Transcribe each line exactly.

* Begin Provided information *

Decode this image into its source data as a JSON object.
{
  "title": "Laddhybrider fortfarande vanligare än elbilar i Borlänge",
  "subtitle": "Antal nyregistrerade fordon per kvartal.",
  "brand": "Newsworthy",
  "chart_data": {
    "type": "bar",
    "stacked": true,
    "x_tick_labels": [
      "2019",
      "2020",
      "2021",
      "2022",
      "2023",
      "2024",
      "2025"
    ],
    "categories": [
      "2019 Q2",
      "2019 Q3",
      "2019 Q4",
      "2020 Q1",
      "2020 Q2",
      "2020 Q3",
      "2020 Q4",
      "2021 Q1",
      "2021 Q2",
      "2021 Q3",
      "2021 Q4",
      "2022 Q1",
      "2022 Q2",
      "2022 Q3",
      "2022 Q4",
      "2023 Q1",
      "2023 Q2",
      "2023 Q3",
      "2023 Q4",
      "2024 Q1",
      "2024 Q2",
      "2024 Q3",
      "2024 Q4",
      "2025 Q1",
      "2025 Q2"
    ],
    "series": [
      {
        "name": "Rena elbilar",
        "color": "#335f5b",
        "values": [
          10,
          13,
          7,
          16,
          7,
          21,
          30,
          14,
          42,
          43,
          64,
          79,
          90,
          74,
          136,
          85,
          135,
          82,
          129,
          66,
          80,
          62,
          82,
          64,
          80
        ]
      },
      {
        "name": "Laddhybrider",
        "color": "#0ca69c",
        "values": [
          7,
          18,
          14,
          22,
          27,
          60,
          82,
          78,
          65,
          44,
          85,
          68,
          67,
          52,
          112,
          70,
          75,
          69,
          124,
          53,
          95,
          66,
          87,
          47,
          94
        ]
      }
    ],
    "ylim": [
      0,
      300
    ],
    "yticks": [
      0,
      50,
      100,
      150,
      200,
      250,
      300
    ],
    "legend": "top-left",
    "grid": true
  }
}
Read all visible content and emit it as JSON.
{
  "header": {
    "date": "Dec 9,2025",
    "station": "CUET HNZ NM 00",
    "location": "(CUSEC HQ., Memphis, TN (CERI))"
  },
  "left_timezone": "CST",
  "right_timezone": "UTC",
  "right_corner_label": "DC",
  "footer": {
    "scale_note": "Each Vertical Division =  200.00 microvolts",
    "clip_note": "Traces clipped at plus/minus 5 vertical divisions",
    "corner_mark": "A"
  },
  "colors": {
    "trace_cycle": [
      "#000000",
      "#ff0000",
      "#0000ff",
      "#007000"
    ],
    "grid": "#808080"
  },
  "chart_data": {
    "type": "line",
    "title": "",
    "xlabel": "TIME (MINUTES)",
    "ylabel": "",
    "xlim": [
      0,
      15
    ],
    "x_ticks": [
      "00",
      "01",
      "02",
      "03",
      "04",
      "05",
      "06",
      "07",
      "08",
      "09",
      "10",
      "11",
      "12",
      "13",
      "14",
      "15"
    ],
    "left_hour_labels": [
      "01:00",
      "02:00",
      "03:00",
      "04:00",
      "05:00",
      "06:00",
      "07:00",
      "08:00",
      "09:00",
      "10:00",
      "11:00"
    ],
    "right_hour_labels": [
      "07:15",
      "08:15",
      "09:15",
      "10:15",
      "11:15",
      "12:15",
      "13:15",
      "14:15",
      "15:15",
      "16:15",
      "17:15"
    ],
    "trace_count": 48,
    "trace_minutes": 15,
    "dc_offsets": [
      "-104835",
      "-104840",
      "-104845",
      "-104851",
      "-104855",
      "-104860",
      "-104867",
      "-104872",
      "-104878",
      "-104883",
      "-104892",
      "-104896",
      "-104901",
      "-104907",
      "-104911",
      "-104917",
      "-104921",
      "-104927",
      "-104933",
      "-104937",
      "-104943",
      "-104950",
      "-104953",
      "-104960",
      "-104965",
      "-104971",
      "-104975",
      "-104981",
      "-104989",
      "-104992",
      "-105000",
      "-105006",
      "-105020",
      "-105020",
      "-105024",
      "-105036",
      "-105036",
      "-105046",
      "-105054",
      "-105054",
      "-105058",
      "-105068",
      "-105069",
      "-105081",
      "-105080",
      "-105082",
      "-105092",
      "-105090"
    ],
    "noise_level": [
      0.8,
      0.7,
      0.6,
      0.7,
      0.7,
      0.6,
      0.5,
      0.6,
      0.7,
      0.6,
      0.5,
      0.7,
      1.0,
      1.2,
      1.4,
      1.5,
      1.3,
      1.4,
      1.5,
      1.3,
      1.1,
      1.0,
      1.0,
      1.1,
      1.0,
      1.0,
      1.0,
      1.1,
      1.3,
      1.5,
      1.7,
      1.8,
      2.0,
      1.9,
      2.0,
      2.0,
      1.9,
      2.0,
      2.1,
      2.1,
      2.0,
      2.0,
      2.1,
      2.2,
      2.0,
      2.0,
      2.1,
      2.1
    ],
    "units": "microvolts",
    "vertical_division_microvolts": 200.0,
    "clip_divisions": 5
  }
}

* End Provided information *

* Answer for the task *
Decode this image into its source data as a JSON object.
{
  "title": "Laddhybrider fortfarande vanligare än elbilar i Borlänge",
  "subtitle": "Antal nyregistrerade fordon per kvartal.",
  "brand": "Newsworthy",
  "chart_data": {
    "type": "bar",
    "stacked": true,
    "x_tick_labels": [
      "2019",
      "2020",
      "2021",
      "2022",
      "2023",
      "2024",
      "2025"
    ],
    "categories": [
      "2019 Q2",
      "2019 Q3",
      "2019 Q4",
      "2020 Q1",
      "2020 Q2",
      "2020 Q3",
      "2020 Q4",
      "2021 Q1",
      "2021 Q2",
      "2021 Q3",
      "2021 Q4",
      "2022 Q1",
      "2022 Q2",
      "2022 Q3",
      "2022 Q4",
      "2023 Q1",
      "2023 Q2",
      "2023 Q3",
      "2023 Q4",
      "2024 Q1",
      "2024 Q2",
      "2024 Q3",
      "2024 Q4",
      "2025 Q1",
      "2025 Q2"
    ],
    "series": [
      {
        "name": "Rena elbilar",
        "color": "#335f5b",
        "values": [
          10,
          13,
          7,
          16,
          7,
          21,
          30,
          14,
          42,
          43,
          64,
          79,
          90,
          74,
          136,
          85,
          135,
          82,
          129,
          66,
          80,
          62,
          82,
          64,
          80
        ]
      },
      {
        "name": "Laddhybrider",
        "color": "#0ca69c",
        "values": [
          7,
          18,
          14,
          22,
          27,
          60,
          82,
          78,
          65,
          44,
          85,
          68,
          67,
          52,
          112,
          70,
          75,
          69,
          124,
          53,
          95,
          66,
          87,
          47,
          94
        ]
      }
    ],
    "ylim": [
      0,
      300
    ],
    "yticks": [
      0,
      50,
      100,
      150,
      200,
      250,
      300
    ],
    "legend": "top-left",
    "grid": true
  }
}
Read all visible content and emit it as JSON.
{
  "header": {
    "date": "Dec 9,2025",
    "station": "CUET HNZ NM 00",
    "location": "(CUSEC HQ., Memphis, TN (CERI))"
  },
  "left_timezone": "CST",
  "right_timezone": "UTC",
  "right_corner_label": "DC",
  "footer": {
    "scale_note": "Each Vertical Division =  200.00 microvolts",
    "clip_note": "Traces clipped at plus/minus 5 vertical divisions",
    "corner_mark": "A"
  },
  "colors": {
    "trace_cycle": [
      "#000000",
      "#ff0000",
      "#0000ff",
      "#007000"
    ],
    "grid": "#808080"
  },
  "chart_data": {
    "type": "line",
    "title": "",
    "xlabel": "TIME (MINUTES)",
    "ylabel": "",
    "xlim": [
      0,
      15
    ],
    "x_ticks": [
      "00",
      "01",
      "02",
      "03",
      "04",
      "05",
      "06",
      "07",
      "08",
      "09",
      "10",
      "11",
      "12",
      "13",
      "14",
      "15"
    ],
    "left_hour_labels": [
      "01:00",
      "02:00",
      "03:00",
      "04:00",
      "05:00",
      "06:00",
      "07:00",
      "08:00",
      "09:00",
      "10:00",
      "11:00"
    ],
    "right_hour_labels": [
      "07:15",
      "08:15",
      "09:15",
      "10:15",
      "11:15",
      "12:15",
      "13:15",
      "14:15",
      "15:15",
      "16:15",
      "17:15"
    ],
    "trace_count": 48,
    "trace_minutes": 15,
    "dc_offsets": [
      "-104835",
      "-104840",
      "-104845",
      "-104851",
      "-104855",
      "-104860",
      "-104867",
      "-104872",
      "-104878",
      "-104883",
      "-104892",
      "-104896",
      "-104901",
      "-104907",
      "-104911",
      "-104917",
      "-104921",
      "-104927",
      "-104933",
      "-104937",
      "-104943",
      "-104950",
      "-104953",
      "-104960",
      "-104965",
      "-104971",
      "-104975",
      "-104981",
      "-104989",
      "-104992",
      "-105000",
      "-105006",
      "-105020",
      "-105020",
      "-105024",
      "-105036",
      "-105036",
      "-105046",
      "-105054",
      "-105054",
      "-105058",
      "-105068",
      "-105069",
      "-105081",
      "-105080",
      "-105082",
      "-105092",
      "-105090"
    ],
    "noise_level": [
      0.8,
      0.7,
      0.6,
      0.7,
      0.7,
      0.6,
      0.5,
      0.6,
      0.7,
      0.6,
      0.5,
      0.7,
      1.0,
      1.2,
      1.4,
      1.5,
      1.3,
      1.4,
      1.5,
      1.3,
      1.1,
      1.0,
      1.0,
      1.1,
      1.0,
      1.0,
      1.0,
      1.1,
      1.3,
      1.5,
      1.7,
      1.8,
      2.0,
      1.9,
      2.0,
      2.0,
      1.9,
      2.0,
      2.1,
      2.1,
      2.0,
      2.0,
      2.1,
      2.2,
      2.0,
      2.0,
      2.1,
      2.1
    ],
    "units": "microvolts",
    "vertical_division_microvolts": 200.0,
    "clip_divisions": 5
  }
}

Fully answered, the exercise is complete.